## start Given entries
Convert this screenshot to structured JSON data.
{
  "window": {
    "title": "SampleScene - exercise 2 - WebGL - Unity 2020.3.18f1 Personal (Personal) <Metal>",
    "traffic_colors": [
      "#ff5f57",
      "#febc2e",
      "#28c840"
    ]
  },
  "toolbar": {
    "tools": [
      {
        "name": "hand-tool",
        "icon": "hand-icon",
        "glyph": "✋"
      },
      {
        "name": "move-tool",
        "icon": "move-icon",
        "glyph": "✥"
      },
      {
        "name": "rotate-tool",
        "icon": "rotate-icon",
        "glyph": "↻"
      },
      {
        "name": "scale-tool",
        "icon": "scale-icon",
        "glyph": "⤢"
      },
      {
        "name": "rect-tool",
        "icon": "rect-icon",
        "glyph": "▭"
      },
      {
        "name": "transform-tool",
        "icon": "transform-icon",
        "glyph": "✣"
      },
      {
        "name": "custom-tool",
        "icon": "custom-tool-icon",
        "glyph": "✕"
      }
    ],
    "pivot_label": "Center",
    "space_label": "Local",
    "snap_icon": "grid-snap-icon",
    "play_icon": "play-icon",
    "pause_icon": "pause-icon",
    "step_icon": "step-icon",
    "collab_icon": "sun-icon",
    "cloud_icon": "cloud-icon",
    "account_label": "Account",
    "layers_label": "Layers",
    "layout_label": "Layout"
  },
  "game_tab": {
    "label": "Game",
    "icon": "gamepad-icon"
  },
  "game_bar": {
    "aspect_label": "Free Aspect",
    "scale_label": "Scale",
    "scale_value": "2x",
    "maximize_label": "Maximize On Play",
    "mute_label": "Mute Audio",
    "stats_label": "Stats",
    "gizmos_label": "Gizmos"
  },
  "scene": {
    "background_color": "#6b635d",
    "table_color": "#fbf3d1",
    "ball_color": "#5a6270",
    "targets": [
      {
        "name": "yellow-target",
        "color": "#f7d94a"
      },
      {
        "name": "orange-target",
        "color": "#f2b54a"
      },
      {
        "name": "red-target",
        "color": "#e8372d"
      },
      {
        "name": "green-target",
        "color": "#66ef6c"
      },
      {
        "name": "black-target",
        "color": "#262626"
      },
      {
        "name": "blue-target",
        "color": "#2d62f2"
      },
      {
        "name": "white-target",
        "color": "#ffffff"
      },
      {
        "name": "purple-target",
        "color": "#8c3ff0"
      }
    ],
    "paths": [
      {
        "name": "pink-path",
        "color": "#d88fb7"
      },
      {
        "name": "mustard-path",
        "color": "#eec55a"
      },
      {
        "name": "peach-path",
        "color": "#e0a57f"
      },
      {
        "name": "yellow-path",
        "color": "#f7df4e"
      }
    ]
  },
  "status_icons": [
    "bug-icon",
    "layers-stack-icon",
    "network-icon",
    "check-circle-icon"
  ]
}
## end Given entries
◆ Task prompt:
Type out the entries again, word for word.

◆ Exercise output:
Convert this screenshot to structured JSON data.
{
  "window": {
    "title": "SampleScene - exercise 2 - WebGL - Unity 2020.3.18f1 Personal (Personal) <Metal>",
    "traffic_colors": [
      "#ff5f57",
      "#febc2e",
      "#28c840"
    ]
  },
  "toolbar": {
    "tools": [
      {
        "name": "hand-tool",
        "icon": "hand-icon",
        "glyph": "✋"
      },
      {
        "name": "move-tool",
        "icon": "move-icon",
        "glyph": "✥"
      },
      {
        "name": "rotate-tool",
        "icon": "rotate-icon",
        "glyph": "↻"
      },
      {
        "name": "scale-tool",
        "icon": "scale-icon",
        "glyph": "⤢"
      },
      {
        "name": "rect-tool",
        "icon": "rect-icon",
        "glyph": "▭"
      },
      {
        "name": "transform-tool",
        "icon": "transform-icon",
        "glyph": "✣"
      },
      {
        "name": "custom-tool",
        "icon": "custom-tool-icon",
        "glyph": "✕"
      }
    ],
    "pivot_label": "Center",
    "space_label": "Local",
    "snap_icon": "grid-snap-icon",
    "play_icon": "play-icon",
    "pause_icon": "pause-icon",
    "step_icon": "step-icon",
    "collab_icon": "sun-icon",
    "cloud_icon": "cloud-icon",
    "account_label": "Account",
    "layers_label": "Layers",
    "layout_label": "Layout"
  },
  "game_tab": {
    "label": "Game",
    "icon": "gamepad-icon"
  },
  "game_bar": {
    "aspect_label": "Free Aspect",
    "scale_label": "Scale",
    "scale_value": "2x",
    "maximize_label": "Maximize On Play",
    "mute_label": "Mute Audio",
    "stats_label": "Stats",
    "gizmos_label": "Gizmos"
  },
  "scene": {
    "background_color": "#6b635d",
    "table_color": "#fbf3d1",
    "ball_color": "#5a6270",
    "targets": [
      {
        "name": "yellow-target",
        "color": "#f7d94a"
      },
      {
        "name": "orange-target",
        "color": "#f2b54a"
      },
      {
        "name": "red-target",
        "color": "#e8372d"
      },
      {
        "name": "green-target",
        "color": "#66ef6c"
      },
      {
        "name": "black-target",
        "color": "#262626"
      },
      {
        "name": "blue-target",
        "color": "#2d62f2"
      },
      {
        "name": "white-target",
        "color": "#ffffff"
      },
      {
        "name": "purple-target",
        "color": "#8c3ff0"
      }
    ],
    "paths": [
      {
        "name": "pink-path",
        "color": "#d88fb7"
      },
      {
        "name": "mustard-path",
        "color": "#eec55a"
      },
      {
        "name": "peach-path",
        "color": "#e0a57f"
      },
      {
        "name": "yellow-path",
        "color": "#f7df4e"
      }
    ]
  },
  "status_icons": [
    "bug-icon",
    "layers-stack-icon",
    "network-icon",
    "check-circle-icon"
  ]
}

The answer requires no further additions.